Exactly repeat all the records below, omitting the images they hold.

■ Records to use:
+ + +

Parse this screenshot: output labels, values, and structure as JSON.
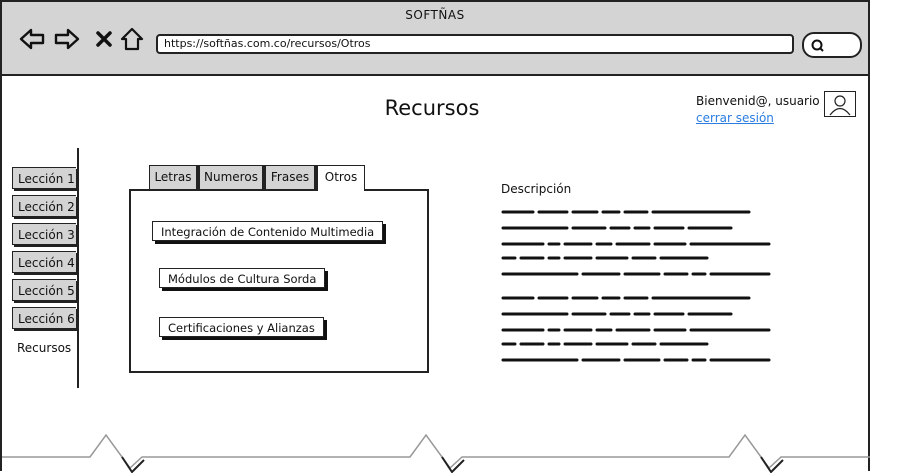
{
  "browser": {
    "window_title": "SOFTÑAS",
    "url": "https://softñas.com.co/recursos/Otros",
    "nav_icons": [
      "back-arrow-icon",
      "forward-arrow-icon",
      "close-icon",
      "home-icon"
    ]
  },
  "page": {
    "title": "Recursos"
  },
  "user": {
    "greeting": "Bienvenid@, usuario",
    "logout": "cerrar sesión"
  },
  "sidebar": {
    "items": [
      {
        "label": "Lección 1",
        "active": false
      },
      {
        "label": "Lección 2",
        "active": false
      },
      {
        "label": "Lección 3",
        "active": false
      },
      {
        "label": "Lección 4",
        "active": false
      },
      {
        "label": "Lección 5",
        "active": false
      },
      {
        "label": "Lección 6",
        "active": false
      },
      {
        "label": "Recursos",
        "active": true
      }
    ]
  },
  "tabs": {
    "items": [
      {
        "label": "Letras",
        "active": false
      },
      {
        "label": "Numeros",
        "active": false
      },
      {
        "label": "Frases",
        "active": false
      },
      {
        "label": "Otros",
        "active": true
      }
    ]
  },
  "resources": {
    "buttons": [
      {
        "label": "Integración de Contenido Multimedia"
      },
      {
        "label": "Módulos de Cultura Sorda"
      },
      {
        "label": "Certificaciones y Alianzas"
      }
    ]
  },
  "description": {
    "label": "Descripción"
  },
  "colors": {
    "chrome": "#d4d4d4",
    "link": "#2b7de1",
    "ink": "#222222"
  }
}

+ + +

■ Result of the exercise:
Parse this screenshot: output labels, values, and structure as JSON.
{
  "browser": {
    "window_title": "SOFTÑAS",
    "url": "https://softñas.com.co/recursos/Otros",
    "nav_icons": [
      "back-arrow-icon",
      "forward-arrow-icon",
      "close-icon",
      "home-icon"
    ]
  },
  "page": {
    "title": "Recursos"
  },
  "user": {
    "greeting": "Bienvenid@, usuario",
    "logout": "cerrar sesión"
  },
  "sidebar": {
    "items": [
      {
        "label": "Lección 1",
        "active": false
      },
      {
        "label": "Lección 2",
        "active": false
      },
      {
        "label": "Lección 3",
        "active": false
      },
      {
        "label": "Lección 4",
        "active": false
      },
      {
        "label": "Lección 5",
        "active": false
      },
      {
        "label": "Lección 6",
        "active": false
      },
      {
        "label": "Recursos",
        "active": true
      }
    ]
  },
  "tabs": {
    "items": [
      {
        "label": "Letras",
        "active": false
      },
      {
        "label": "Numeros",
        "active": false
      },
      {
        "label": "Frases",
        "active": false
      },
      {
        "label": "Otros",
        "active": true
      }
    ]
  },
  "resources": {
    "buttons": [
      {
        "label": "Integración de Contenido Multimedia"
      },
      {
        "label": "Módulos de Cultura Sorda"
      },
      {
        "label": "Certificaciones y Alianzas"
      }
    ]
  },
  "description": {
    "label": "Descripción"
  },
  "colors": {
    "chrome": "#d4d4d4",
    "link": "#2b7de1",
    "ink": "#222222"
  }
}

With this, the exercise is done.